# start of DATA SUPPLIED

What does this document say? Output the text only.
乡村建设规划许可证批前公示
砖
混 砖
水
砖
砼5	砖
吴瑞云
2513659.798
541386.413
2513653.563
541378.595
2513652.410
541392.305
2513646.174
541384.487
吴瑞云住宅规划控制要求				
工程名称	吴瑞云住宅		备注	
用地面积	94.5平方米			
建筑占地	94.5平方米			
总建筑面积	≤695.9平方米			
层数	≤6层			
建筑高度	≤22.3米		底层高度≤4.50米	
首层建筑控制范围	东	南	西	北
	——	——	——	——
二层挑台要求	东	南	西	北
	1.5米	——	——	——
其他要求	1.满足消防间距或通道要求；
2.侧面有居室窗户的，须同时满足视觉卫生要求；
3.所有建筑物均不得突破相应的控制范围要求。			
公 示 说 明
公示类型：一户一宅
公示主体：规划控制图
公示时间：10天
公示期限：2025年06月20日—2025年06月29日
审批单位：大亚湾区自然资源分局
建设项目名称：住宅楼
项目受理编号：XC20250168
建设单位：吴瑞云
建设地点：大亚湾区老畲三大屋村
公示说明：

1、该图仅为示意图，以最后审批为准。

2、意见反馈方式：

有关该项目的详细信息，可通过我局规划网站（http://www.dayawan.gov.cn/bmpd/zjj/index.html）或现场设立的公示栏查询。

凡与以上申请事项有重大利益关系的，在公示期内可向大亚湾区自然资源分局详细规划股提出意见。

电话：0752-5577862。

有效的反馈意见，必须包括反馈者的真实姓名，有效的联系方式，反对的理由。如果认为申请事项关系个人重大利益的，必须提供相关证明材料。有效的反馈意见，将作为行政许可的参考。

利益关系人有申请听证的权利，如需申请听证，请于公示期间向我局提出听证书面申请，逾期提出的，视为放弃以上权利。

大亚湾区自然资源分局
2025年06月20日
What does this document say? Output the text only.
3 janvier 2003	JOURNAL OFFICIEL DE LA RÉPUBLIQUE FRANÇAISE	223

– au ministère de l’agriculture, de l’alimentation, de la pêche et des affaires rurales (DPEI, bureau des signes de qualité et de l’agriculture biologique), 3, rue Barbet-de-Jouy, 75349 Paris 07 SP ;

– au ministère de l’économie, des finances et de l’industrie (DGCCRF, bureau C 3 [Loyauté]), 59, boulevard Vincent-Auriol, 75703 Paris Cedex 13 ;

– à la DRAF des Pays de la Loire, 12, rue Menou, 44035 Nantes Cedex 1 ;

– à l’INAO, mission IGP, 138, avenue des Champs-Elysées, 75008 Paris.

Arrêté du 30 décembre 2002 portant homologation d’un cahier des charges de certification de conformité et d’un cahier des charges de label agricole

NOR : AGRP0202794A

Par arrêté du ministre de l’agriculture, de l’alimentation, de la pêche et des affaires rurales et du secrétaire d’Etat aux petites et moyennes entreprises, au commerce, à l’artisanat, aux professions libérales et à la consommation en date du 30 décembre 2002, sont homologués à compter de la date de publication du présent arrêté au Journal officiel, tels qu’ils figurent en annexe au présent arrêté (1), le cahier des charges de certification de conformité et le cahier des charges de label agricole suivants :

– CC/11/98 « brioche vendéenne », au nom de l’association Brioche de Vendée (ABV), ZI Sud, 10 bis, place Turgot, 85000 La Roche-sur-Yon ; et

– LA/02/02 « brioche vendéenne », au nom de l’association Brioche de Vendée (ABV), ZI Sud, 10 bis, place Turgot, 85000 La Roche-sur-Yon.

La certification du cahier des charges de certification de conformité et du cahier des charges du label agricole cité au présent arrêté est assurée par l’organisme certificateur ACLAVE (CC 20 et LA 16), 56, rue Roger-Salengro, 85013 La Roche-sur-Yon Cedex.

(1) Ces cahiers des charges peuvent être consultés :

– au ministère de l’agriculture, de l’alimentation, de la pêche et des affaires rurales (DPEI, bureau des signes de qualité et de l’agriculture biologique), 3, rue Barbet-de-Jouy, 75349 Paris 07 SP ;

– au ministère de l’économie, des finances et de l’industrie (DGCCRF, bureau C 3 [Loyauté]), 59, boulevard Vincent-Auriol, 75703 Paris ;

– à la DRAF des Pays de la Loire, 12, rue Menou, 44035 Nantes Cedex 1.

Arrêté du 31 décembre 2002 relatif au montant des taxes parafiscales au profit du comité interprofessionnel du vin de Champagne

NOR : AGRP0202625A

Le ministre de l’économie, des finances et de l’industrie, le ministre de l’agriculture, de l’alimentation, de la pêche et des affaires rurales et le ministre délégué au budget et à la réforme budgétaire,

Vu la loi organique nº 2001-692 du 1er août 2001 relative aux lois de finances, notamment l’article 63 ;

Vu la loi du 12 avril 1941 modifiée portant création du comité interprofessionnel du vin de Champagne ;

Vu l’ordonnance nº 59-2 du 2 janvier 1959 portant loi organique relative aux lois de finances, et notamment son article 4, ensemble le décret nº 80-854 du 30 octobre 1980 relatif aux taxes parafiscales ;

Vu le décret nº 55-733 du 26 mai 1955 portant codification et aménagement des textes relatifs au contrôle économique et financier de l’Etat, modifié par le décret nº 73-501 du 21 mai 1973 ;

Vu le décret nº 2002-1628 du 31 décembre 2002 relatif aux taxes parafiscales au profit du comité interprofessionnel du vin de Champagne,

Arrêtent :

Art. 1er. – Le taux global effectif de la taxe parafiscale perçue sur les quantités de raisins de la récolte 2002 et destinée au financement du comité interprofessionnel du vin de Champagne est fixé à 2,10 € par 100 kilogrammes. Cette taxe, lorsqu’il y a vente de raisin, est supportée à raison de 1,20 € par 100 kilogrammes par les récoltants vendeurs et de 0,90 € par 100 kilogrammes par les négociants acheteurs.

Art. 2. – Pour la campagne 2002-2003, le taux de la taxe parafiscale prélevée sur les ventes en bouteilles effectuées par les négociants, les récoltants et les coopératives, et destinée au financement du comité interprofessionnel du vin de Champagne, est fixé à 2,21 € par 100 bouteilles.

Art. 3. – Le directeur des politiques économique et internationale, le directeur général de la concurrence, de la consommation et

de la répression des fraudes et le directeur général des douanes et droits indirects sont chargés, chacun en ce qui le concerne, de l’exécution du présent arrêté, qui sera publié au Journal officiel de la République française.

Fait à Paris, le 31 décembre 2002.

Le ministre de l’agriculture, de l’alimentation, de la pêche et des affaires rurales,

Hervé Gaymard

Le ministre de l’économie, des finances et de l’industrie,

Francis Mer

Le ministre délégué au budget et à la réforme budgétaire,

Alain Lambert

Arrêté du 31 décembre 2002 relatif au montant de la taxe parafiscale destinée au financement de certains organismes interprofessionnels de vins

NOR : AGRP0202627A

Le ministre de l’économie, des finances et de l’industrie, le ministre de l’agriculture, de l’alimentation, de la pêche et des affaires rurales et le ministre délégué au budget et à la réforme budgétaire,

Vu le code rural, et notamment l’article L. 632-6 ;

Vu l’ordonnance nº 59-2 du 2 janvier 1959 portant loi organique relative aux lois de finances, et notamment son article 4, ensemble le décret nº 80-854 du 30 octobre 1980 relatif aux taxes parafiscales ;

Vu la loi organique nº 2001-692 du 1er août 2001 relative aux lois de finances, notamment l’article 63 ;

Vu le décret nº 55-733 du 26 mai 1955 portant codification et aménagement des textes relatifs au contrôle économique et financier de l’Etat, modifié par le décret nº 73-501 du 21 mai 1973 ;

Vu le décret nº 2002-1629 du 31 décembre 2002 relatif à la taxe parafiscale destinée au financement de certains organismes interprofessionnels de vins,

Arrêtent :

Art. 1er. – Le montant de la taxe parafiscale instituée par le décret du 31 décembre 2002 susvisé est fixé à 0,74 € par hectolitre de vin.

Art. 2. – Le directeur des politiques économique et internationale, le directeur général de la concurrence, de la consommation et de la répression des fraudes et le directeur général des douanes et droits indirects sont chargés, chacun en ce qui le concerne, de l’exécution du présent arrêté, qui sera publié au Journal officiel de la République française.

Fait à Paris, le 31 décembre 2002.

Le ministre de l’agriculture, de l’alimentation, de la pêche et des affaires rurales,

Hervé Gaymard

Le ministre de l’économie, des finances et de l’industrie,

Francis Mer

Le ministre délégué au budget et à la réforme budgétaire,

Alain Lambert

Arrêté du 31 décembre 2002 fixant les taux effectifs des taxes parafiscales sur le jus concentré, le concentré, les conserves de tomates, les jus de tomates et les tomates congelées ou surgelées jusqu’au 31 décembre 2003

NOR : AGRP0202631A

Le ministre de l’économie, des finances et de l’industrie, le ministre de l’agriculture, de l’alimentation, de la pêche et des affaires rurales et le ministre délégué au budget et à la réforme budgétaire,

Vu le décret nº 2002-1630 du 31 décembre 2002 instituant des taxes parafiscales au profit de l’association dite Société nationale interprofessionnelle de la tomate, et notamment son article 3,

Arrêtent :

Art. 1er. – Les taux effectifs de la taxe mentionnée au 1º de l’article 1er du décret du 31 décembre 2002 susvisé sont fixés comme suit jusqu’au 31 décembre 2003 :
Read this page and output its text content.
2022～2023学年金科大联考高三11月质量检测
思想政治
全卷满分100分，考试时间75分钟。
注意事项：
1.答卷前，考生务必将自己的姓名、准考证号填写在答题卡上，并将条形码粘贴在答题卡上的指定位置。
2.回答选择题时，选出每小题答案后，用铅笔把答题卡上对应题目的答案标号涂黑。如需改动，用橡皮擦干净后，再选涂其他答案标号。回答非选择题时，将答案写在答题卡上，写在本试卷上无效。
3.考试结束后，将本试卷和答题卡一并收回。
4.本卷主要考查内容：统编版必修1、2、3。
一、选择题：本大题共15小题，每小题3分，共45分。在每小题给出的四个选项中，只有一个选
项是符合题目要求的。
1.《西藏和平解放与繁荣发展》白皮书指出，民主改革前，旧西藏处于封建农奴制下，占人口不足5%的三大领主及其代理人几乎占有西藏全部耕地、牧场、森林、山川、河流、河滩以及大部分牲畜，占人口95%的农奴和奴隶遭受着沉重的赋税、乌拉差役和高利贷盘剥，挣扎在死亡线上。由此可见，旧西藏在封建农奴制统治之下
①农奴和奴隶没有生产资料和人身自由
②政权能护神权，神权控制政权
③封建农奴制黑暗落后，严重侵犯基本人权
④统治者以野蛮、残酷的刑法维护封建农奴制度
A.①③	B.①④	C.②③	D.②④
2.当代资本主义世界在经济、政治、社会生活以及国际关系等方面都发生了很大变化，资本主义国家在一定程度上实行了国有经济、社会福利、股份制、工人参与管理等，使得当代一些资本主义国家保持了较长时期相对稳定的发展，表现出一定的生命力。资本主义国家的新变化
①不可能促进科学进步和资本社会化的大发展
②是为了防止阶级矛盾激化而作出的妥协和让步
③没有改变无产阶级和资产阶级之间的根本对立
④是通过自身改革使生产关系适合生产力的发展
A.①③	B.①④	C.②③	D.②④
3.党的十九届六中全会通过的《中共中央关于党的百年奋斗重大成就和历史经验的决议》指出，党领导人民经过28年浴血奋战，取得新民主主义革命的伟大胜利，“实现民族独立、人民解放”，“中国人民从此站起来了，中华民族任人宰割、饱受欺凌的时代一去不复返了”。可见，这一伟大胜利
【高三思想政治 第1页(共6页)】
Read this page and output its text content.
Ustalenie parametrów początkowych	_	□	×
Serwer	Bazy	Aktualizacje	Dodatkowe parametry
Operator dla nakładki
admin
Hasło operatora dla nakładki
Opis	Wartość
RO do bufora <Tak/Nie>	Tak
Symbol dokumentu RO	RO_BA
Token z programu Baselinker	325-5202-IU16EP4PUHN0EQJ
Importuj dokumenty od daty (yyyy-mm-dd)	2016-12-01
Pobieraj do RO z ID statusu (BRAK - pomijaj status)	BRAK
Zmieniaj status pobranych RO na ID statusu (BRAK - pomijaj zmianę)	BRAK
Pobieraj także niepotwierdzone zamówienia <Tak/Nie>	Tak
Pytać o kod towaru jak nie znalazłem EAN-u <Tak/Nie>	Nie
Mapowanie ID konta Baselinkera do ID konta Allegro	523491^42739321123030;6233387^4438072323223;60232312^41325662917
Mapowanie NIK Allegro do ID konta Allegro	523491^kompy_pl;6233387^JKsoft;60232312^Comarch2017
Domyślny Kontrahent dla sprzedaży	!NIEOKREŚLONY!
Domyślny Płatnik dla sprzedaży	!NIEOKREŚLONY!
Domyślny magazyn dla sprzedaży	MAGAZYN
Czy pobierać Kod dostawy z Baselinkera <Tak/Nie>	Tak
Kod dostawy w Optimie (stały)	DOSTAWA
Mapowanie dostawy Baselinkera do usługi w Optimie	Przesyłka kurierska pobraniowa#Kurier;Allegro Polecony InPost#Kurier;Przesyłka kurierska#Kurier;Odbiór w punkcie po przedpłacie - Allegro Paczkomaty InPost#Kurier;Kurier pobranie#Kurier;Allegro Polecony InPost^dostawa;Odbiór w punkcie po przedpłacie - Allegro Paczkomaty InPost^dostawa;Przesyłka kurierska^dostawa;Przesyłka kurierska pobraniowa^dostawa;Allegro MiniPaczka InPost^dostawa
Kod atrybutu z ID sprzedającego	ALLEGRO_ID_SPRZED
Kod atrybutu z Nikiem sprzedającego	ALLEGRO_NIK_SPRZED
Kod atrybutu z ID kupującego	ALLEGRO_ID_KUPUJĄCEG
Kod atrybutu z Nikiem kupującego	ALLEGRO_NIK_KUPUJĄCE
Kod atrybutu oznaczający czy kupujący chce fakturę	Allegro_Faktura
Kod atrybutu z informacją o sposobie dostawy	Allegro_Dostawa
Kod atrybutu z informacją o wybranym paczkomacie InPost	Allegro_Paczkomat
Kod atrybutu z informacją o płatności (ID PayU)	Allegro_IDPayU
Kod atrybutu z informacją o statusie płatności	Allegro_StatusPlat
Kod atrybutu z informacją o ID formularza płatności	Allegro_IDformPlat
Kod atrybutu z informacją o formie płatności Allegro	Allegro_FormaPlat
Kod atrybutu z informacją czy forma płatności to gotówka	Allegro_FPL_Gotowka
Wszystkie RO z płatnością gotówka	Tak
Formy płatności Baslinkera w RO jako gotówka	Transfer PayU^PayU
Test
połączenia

# end of DATA SUPPLIED

TASK INSTRUCTIONS – In the listing above, count each line that holds the string "Nikiem". Give the number only.

RESPONSE – 2